◆ Your objective ◆
An exact reproduction of the records is required, with all images left out.

═══ Task data ═══

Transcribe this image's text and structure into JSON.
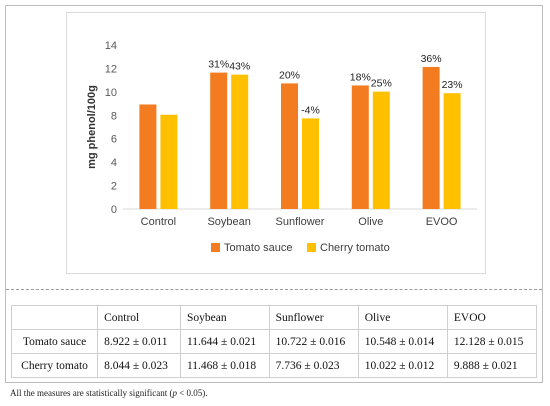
{
  "chart_data": {
    "type": "bar",
    "categories": [
      "Control",
      "Soybean",
      "Sunflower",
      "Olive",
      "EVOO"
    ],
    "series": [
      {
        "name": "Tomato sauce",
        "values": [
          8.922,
          11.644,
          10.722,
          10.548,
          12.128
        ],
        "labels": [
          "",
          "31%",
          "20%",
          "18%",
          "36%"
        ],
        "color": "#f47c20"
      },
      {
        "name": "Cherry tomato",
        "values": [
          8.044,
          11.468,
          7.736,
          10.022,
          9.888
        ],
        "labels": [
          "",
          "43%",
          "-4%",
          "25%",
          "23%"
        ],
        "color": "#ffc000"
      }
    ],
    "ylabel": "mg phenol/100g",
    "yticks": [
      "0",
      "2",
      "4",
      "6",
      "8",
      "10",
      "12",
      "14"
    ],
    "ylim": [
      0,
      14
    ],
    "legend_position": "bottom",
    "grid": false
  },
  "table": {
    "headers": [
      "",
      "Control",
      "Soybean",
      "Sunflower",
      "Olive",
      "EVOO"
    ],
    "rows": [
      {
        "label": "Tomato sauce",
        "cells": [
          "8.922 ± 0.011",
          "11.644 ± 0.021",
          "10.722 ± 0.016",
          "10.548 ± 0.014",
          "12.128 ± 0.015"
        ]
      },
      {
        "label": "Cherry tomato",
        "cells": [
          "8.044 ± 0.023",
          "11.468 ± 0.018",
          "7.736 ± 0.023",
          "10.022 ± 0.012",
          "9.888 ± 0.021"
        ]
      }
    ]
  },
  "footnote": {
    "before": "All the measures are statistically significant (",
    "italic": "p",
    "after": " < 0.05)."
  }
}
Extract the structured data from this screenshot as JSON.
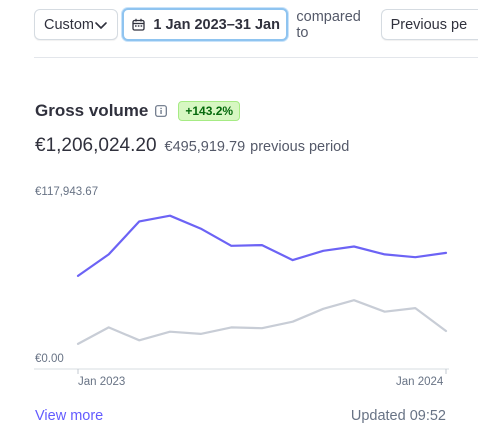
{
  "toolbar": {
    "range_label": "Custom",
    "date_range": "1 Jan 2023–31 Jan",
    "compared_label": "compared to",
    "compare_value": "Previous pe"
  },
  "widget": {
    "title": "Gross volume",
    "badge": "+143.2%",
    "amount": "€1,206,024.20",
    "previous_amount": "€495,919.79",
    "previous_label": "previous period",
    "view_more": "View more",
    "updated": "Updated 09:52"
  },
  "colors": {
    "current": "#6c63f5",
    "previous": "#c8cdd6",
    "badge_bg": "#d7f7c2",
    "badge_text": "#05690d",
    "link": "#635bff"
  },
  "chart_data": {
    "type": "line",
    "y_tick_labels": [
      "€117,943.67",
      "€0.00"
    ],
    "x_tick_labels": [
      "Jan 2023",
      "Jan 2024"
    ],
    "ylim": [
      0,
      117943.67
    ],
    "series": [
      {
        "values": [
          65000,
          80000,
          103000,
          107000,
          98000,
          86000,
          86500,
          76000,
          82500,
          85500,
          80000,
          78000,
          81000
        ]
      },
      {
        "values": [
          17500,
          29000,
          20000,
          26000,
          24500,
          29000,
          28500,
          33000,
          42000,
          48000,
          40000,
          42500,
          26500
        ]
      }
    ],
    "grid": false,
    "legend": "none"
  }
}
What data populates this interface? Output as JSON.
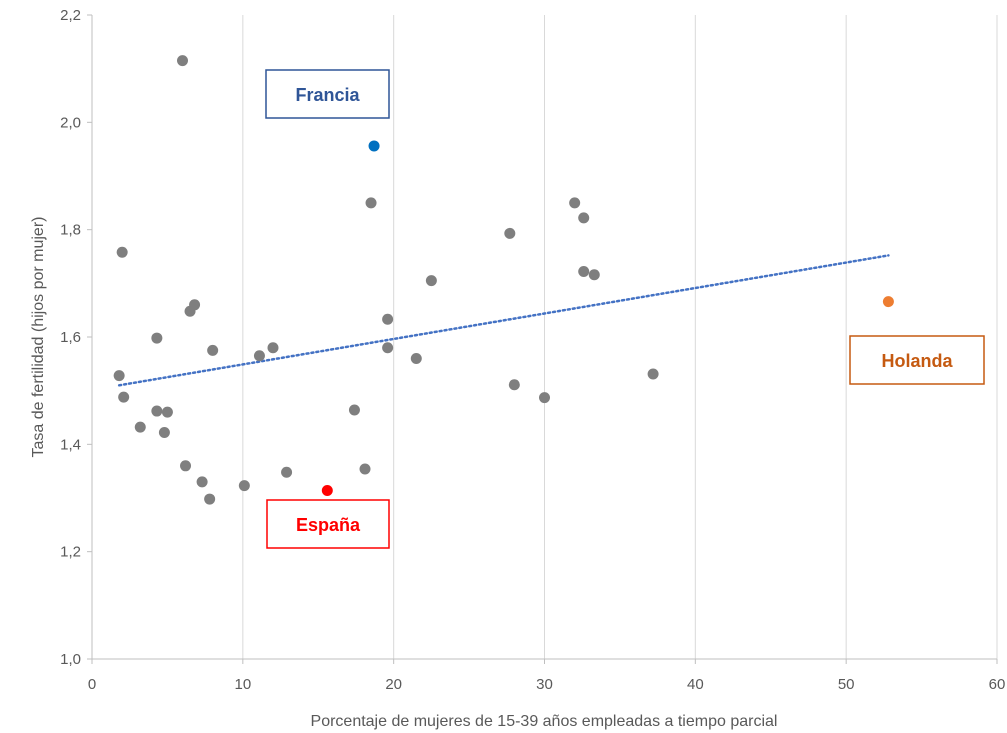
{
  "chart_data": {
    "type": "scatter",
    "title": "",
    "xlabel": "Porcentaje de mujeres de 15-39 años empleadas a tiempo parcial",
    "ylabel": "Tasa de fertilidad (hijos por mujer)",
    "xlim": [
      0,
      60
    ],
    "ylim": [
      1.0,
      2.2
    ],
    "x_ticks": [
      0,
      10,
      20,
      30,
      40,
      50,
      60
    ],
    "y_ticks": [
      1.0,
      1.2,
      1.4,
      1.6,
      1.8,
      2.0,
      2.2
    ],
    "x_tick_labels": [
      "0",
      "10",
      "20",
      "30",
      "40",
      "50",
      "60"
    ],
    "y_tick_labels": [
      "1,0",
      "1,2",
      "1,4",
      "1,6",
      "1,8",
      "2,0",
      "2,2"
    ],
    "grid": {
      "vertical": true,
      "horizontal": false
    },
    "point_color": "#7f7f7f",
    "points": [
      {
        "x": 6.0,
        "y": 2.115
      },
      {
        "x": 1.8,
        "y": 1.528
      },
      {
        "x": 2.0,
        "y": 1.758
      },
      {
        "x": 2.1,
        "y": 1.488
      },
      {
        "x": 3.2,
        "y": 1.432
      },
      {
        "x": 4.3,
        "y": 1.598
      },
      {
        "x": 4.3,
        "y": 1.462
      },
      {
        "x": 4.8,
        "y": 1.422
      },
      {
        "x": 5.0,
        "y": 1.46
      },
      {
        "x": 6.2,
        "y": 1.36
      },
      {
        "x": 6.5,
        "y": 1.648
      },
      {
        "x": 6.8,
        "y": 1.66
      },
      {
        "x": 7.3,
        "y": 1.33
      },
      {
        "x": 7.8,
        "y": 1.298
      },
      {
        "x": 8.0,
        "y": 1.575
      },
      {
        "x": 10.1,
        "y": 1.323
      },
      {
        "x": 11.1,
        "y": 1.565
      },
      {
        "x": 12.0,
        "y": 1.58
      },
      {
        "x": 12.9,
        "y": 1.348
      },
      {
        "x": 17.4,
        "y": 1.464
      },
      {
        "x": 18.1,
        "y": 1.354
      },
      {
        "x": 18.5,
        "y": 1.85
      },
      {
        "x": 19.6,
        "y": 1.633
      },
      {
        "x": 19.6,
        "y": 1.58
      },
      {
        "x": 21.5,
        "y": 1.56
      },
      {
        "x": 22.5,
        "y": 1.705
      },
      {
        "x": 27.7,
        "y": 1.793
      },
      {
        "x": 28.0,
        "y": 1.511
      },
      {
        "x": 30.0,
        "y": 1.487
      },
      {
        "x": 32.0,
        "y": 1.85
      },
      {
        "x": 32.6,
        "y": 1.822
      },
      {
        "x": 32.6,
        "y": 1.722
      },
      {
        "x": 33.3,
        "y": 1.716
      },
      {
        "x": 37.2,
        "y": 1.531
      }
    ],
    "highlighted": [
      {
        "name": "Francia",
        "x": 18.7,
        "y": 1.956,
        "color": "#0070c0",
        "text_color": "#2f5597",
        "border_color": "#2f5597"
      },
      {
        "name": "España",
        "x": 15.6,
        "y": 1.314,
        "color": "#ff0000",
        "text_color": "#ff0000",
        "border_color": "#ff0000"
      },
      {
        "name": "Holanda",
        "x": 52.8,
        "y": 1.666,
        "color": "#ed7d31",
        "text_color": "#c55a11",
        "border_color": "#c55a11"
      }
    ],
    "trendline": {
      "type": "linear",
      "style": "dotted",
      "color": "#4472c4",
      "x": [
        1.8,
        52.8
      ],
      "y": [
        1.51,
        1.752
      ]
    }
  }
}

═══

◆ Exercise output ◆
Transcribe this image's text and structure into JSON.
{
  "chart_data": {
    "type": "bar",
    "categories": [
      "Control",
      "Soybean",
      "Sunflower",
      "Olive",
      "EVOO"
    ],
    "series": [
      {
        "name": "Tomato sauce",
        "values": [
          8.922,
          11.644,
          10.722,
          10.548,
          12.128
        ],
        "labels": [
          "",
          "31%",
          "20%",
          "18%",
          "36%"
        ],
        "color": "#f47c20"
      },
      {
        "name": "Cherry tomato",
        "values": [
          8.044,
          11.468,
          7.736,
          10.022,
          9.888
        ],
        "labels": [
          "",
          "43%",
          "-4%",
          "25%",
          "23%"
        ],
        "color": "#ffc000"
      }
    ],
    "ylabel": "mg phenol/100g",
    "yticks": [
      "0",
      "2",
      "4",
      "6",
      "8",
      "10",
      "12",
      "14"
    ],
    "ylim": [
      0,
      14
    ],
    "legend_position": "bottom",
    "grid": false
  },
  "table": {
    "headers": [
      "",
      "Control",
      "Soybean",
      "Sunflower",
      "Olive",
      "EVOO"
    ],
    "rows": [
      {
        "label": "Tomato sauce",
        "cells": [
          "8.922 ± 0.011",
          "11.644 ± 0.021",
          "10.722 ± 0.016",
          "10.548 ± 0.014",
          "12.128 ± 0.015"
        ]
      },
      {
        "label": "Cherry tomato",
        "cells": [
          "8.044 ± 0.023",
          "11.468 ± 0.018",
          "7.736 ± 0.023",
          "10.022 ± 0.012",
          "9.888 ± 0.021"
        ]
      }
    ]
  },
  "footnote": {
    "before": "All the measures are statistically significant (",
    "italic": "p",
    "after": " < 0.05)."
  }
}
Extract the structured data from this screenshot as JSON.
{
  "toolbar": {
    "range_label": "Custom",
    "date_range": "1 Jan 2023–31 Jan",
    "compared_label": "compared to",
    "compare_value": "Previous pe"
  },
  "widget": {
    "title": "Gross volume",
    "badge": "+143.2%",
    "amount": "€1,206,024.20",
    "previous_amount": "€495,919.79",
    "previous_label": "previous period",
    "view_more": "View more",
    "updated": "Updated 09:52"
  },
  "colors": {
    "current": "#6c63f5",
    "previous": "#c8cdd6",
    "badge_bg": "#d7f7c2",
    "badge_text": "#05690d",
    "link": "#635bff"
  },
  "chart_data": {
    "type": "line",
    "y_tick_labels": [
      "€117,943.67",
      "€0.00"
    ],
    "x_tick_labels": [
      "Jan 2023",
      "Jan 2024"
    ],
    "ylim": [
      0,
      117943.67
    ],
    "series": [
      {
        "values": [
          65000,
          80000,
          103000,
          107000,
          98000,
          86000,
          86500,
          76000,
          82500,
          85500,
          80000,
          78000,
          81000
        ]
      },
      {
        "values": [
          17500,
          29000,
          20000,
          26000,
          24500,
          29000,
          28500,
          33000,
          42000,
          48000,
          40000,
          42500,
          26500
        ]
      }
    ],
    "grid": false,
    "legend": "none"
  }
}
What data populates this interface? Output as JSON.
{
  "chart_data": {
    "type": "scatter",
    "title": "",
    "xlabel": "Porcentaje de mujeres de 15-39 años empleadas a tiempo parcial",
    "ylabel": "Tasa de fertilidad (hijos por mujer)",
    "xlim": [
      0,
      60
    ],
    "ylim": [
      1.0,
      2.2
    ],
    "x_ticks": [
      0,
      10,
      20,
      30,
      40,
      50,
      60
    ],
    "y_ticks": [
      1.0,
      1.2,
      1.4,
      1.6,
      1.8,
      2.0,
      2.2
    ],
    "x_tick_labels": [
      "0",
      "10",
      "20",
      "30",
      "40",
      "50",
      "60"
    ],
    "y_tick_labels": [
      "1,0",
      "1,2",
      "1,4",
      "1,6",
      "1,8",
      "2,0",
      "2,2"
    ],
    "grid": {
      "vertical": true,
      "horizontal": false
    },
    "point_color": "#7f7f7f",
    "points": [
      {
        "x": 6.0,
        "y": 2.115
      },
      {
        "x": 1.8,
        "y": 1.528
      },
      {
        "x": 2.0,
        "y": 1.758
      },
      {
        "x": 2.1,
        "y": 1.488
      },
      {
        "x": 3.2,
        "y": 1.432
      },
      {
        "x": 4.3,
        "y": 1.598
      },
      {
        "x": 4.3,
        "y": 1.462
      },
      {
        "x": 4.8,
        "y": 1.422
      },
      {
        "x": 5.0,
        "y": 1.46
      },
      {
        "x": 6.2,
        "y": 1.36
      },
      {
        "x": 6.5,
        "y": 1.648
      },
      {
        "x": 6.8,
        "y": 1.66
      },
      {
        "x": 7.3,
        "y": 1.33
      },
      {
        "x": 7.8,
        "y": 1.298
      },
      {
        "x": 8.0,
        "y": 1.575
      },
      {
        "x": 10.1,
        "y": 1.323
      },
      {
        "x": 11.1,
        "y": 1.565
      },
      {
        "x": 12.0,
        "y": 1.58
      },
      {
        "x": 12.9,
        "y": 1.348
      },
      {
        "x": 17.4,
        "y": 1.464
      },
      {
        "x": 18.1,
        "y": 1.354
      },
      {
        "x": 18.5,
        "y": 1.85
      },
      {
        "x": 19.6,
        "y": 1.633
      },
      {
        "x": 19.6,
        "y": 1.58
      },
      {
        "x": 21.5,
        "y": 1.56
      },
      {
        "x": 22.5,
        "y": 1.705
      },
      {
        "x": 27.7,
        "y": 1.793
      },
      {
        "x": 28.0,
        "y": 1.511
      },
      {
        "x": 30.0,
        "y": 1.487
      },
      {
        "x": 32.0,
        "y": 1.85
      },
      {
        "x": 32.6,
        "y": 1.822
      },
      {
        "x": 32.6,
        "y": 1.722
      },
      {
        "x": 33.3,
        "y": 1.716
      },
      {
        "x": 37.2,
        "y": 1.531
      }
    ],
    "highlighted": [
      {
        "name": "Francia",
        "x": 18.7,
        "y": 1.956,
        "color": "#0070c0",
        "text_color": "#2f5597",
        "border_color": "#2f5597"
      },
      {
        "name": "España",
        "x": 15.6,
        "y": 1.314,
        "color": "#ff0000",
        "text_color": "#ff0000",
        "border_color": "#ff0000"
      },
      {
        "name": "Holanda",
        "x": 52.8,
        "y": 1.666,
        "color": "#ed7d31",
        "text_color": "#c55a11",
        "border_color": "#c55a11"
      }
    ],
    "trendline": {
      "type": "linear",
      "style": "dotted",
      "color": "#4472c4",
      "x": [
        1.8,
        52.8
      ],
      "y": [
        1.51,
        1.752
      ]
    }
  }
}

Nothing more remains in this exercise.